Assignment.
Look through the listing and report every line that has "CİHAZ" in it.
════
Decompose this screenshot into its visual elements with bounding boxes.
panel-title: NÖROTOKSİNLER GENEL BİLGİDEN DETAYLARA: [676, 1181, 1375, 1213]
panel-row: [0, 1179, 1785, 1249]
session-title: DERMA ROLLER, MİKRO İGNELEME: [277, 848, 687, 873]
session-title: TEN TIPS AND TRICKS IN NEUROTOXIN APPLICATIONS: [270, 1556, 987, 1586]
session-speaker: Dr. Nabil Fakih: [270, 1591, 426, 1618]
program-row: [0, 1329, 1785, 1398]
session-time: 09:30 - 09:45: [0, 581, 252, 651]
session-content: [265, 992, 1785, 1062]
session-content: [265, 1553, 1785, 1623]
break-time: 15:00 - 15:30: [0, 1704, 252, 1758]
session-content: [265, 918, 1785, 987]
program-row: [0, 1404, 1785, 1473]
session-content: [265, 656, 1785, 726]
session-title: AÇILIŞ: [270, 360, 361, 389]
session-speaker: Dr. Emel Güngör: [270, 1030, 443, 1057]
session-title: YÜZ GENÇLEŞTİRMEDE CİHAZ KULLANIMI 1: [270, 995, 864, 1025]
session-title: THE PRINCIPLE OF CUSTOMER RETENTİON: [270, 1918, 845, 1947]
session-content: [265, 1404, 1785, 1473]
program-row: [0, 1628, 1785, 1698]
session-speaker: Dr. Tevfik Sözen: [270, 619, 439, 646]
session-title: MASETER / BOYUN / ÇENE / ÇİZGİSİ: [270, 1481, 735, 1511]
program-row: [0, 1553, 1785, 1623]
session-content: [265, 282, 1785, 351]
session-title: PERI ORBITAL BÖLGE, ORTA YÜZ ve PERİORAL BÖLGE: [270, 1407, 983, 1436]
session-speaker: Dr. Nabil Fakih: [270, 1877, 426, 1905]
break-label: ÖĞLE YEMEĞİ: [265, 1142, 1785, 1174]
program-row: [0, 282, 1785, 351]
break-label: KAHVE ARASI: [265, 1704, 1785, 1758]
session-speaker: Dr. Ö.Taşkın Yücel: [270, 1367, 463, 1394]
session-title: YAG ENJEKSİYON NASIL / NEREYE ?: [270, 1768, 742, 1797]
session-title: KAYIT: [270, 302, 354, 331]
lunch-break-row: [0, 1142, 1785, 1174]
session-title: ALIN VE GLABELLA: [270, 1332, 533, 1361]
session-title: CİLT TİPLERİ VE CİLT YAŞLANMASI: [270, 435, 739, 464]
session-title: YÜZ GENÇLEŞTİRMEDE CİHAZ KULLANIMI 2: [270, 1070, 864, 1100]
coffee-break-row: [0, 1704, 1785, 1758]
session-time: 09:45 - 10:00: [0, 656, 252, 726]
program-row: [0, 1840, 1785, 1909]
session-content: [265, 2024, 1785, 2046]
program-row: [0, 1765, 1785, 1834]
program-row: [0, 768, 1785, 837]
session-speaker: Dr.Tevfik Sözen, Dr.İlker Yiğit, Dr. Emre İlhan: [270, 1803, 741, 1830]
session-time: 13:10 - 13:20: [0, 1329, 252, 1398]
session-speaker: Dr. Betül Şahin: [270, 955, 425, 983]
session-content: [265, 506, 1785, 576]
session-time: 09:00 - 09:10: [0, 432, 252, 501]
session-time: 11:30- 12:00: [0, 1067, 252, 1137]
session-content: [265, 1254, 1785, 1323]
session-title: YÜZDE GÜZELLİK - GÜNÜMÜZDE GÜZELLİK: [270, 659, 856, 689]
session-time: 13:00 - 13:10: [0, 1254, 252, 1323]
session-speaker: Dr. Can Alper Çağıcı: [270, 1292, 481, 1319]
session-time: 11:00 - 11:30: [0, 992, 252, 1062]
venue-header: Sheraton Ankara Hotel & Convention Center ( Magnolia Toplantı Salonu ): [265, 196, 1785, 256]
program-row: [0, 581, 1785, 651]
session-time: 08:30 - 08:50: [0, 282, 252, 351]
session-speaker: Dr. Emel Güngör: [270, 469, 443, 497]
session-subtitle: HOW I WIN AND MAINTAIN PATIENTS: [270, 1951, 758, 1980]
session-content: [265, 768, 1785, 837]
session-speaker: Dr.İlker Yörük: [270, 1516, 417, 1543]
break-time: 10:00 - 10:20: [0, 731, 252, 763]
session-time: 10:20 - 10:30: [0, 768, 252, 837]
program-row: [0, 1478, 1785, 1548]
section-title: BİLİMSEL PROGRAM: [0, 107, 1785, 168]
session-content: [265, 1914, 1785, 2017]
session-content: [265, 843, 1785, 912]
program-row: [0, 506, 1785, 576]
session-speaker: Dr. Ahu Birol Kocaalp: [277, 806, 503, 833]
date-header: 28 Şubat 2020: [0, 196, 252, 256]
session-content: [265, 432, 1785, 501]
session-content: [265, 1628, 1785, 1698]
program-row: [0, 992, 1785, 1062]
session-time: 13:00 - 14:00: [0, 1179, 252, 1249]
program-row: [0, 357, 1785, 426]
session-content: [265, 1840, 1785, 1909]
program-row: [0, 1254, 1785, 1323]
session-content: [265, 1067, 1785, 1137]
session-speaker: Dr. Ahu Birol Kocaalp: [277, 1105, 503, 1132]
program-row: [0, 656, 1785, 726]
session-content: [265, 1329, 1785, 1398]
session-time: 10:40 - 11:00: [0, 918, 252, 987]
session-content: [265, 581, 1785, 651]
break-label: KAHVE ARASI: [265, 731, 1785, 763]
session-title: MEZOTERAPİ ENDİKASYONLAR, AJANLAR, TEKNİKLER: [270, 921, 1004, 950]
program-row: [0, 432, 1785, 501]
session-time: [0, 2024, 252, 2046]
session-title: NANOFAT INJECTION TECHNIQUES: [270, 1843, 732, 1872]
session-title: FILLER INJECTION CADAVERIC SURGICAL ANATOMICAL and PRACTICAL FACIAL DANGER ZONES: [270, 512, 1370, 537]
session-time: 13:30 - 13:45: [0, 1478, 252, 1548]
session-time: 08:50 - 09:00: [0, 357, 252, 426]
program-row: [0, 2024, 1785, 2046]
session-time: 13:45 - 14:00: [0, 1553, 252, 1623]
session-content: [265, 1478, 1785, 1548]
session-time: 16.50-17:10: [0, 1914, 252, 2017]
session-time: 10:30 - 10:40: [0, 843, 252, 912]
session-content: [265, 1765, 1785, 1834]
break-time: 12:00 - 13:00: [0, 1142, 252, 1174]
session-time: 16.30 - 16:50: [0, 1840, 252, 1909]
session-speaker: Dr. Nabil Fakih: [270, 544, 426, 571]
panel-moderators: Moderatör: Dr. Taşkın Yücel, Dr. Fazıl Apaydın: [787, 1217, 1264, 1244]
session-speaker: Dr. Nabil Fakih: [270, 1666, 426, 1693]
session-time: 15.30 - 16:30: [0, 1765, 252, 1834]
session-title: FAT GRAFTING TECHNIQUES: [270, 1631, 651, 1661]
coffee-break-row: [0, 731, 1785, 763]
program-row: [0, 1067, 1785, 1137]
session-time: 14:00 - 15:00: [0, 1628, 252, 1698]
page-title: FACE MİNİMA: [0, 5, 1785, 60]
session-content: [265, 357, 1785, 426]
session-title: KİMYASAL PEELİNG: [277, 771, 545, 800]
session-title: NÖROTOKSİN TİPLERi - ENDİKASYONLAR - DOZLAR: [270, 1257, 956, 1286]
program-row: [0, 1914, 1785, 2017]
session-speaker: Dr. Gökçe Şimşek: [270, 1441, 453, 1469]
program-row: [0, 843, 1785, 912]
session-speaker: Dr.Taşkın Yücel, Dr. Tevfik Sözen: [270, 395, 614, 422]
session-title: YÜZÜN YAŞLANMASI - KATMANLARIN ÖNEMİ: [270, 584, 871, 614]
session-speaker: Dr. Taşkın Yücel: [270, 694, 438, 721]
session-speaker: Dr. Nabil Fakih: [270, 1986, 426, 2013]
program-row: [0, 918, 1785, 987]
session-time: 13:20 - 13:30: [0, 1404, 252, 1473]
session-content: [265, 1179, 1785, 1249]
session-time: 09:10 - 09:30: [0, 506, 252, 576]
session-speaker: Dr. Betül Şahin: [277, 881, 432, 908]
════
Your solution.
session-title: YÜZ GENÇLEŞTİRMEDE CİHAZ KULLANIMI 1: [270, 995, 864, 1025]
session-title: YÜZ GENÇLEŞTİRMEDE CİHAZ KULLANIMI 2: [270, 1070, 864, 1100]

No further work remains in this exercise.